Exercise objective.
Scan the listing below and copy every line holding "Personen".

Records.
= = = = =

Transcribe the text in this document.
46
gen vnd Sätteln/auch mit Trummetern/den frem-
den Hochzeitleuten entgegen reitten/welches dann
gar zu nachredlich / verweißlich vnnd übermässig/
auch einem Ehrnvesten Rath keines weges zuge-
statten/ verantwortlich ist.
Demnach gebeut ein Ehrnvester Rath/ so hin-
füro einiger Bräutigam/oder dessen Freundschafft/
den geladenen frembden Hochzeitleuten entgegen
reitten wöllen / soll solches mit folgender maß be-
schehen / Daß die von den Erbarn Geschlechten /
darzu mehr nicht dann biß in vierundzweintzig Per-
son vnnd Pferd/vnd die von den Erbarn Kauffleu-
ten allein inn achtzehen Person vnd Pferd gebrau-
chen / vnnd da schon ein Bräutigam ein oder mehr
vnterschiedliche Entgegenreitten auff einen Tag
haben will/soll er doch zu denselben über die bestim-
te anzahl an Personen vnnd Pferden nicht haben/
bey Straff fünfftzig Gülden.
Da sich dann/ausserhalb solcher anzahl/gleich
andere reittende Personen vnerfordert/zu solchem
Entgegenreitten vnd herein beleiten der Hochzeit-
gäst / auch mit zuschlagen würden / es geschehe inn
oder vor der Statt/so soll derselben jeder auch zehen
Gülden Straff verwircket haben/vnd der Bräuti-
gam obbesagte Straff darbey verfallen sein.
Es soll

= = = = =

Written response.
te anzahl an Personen vnnd Pferden nicht haben/
andere reittende Personen vnerfordert/zu solchem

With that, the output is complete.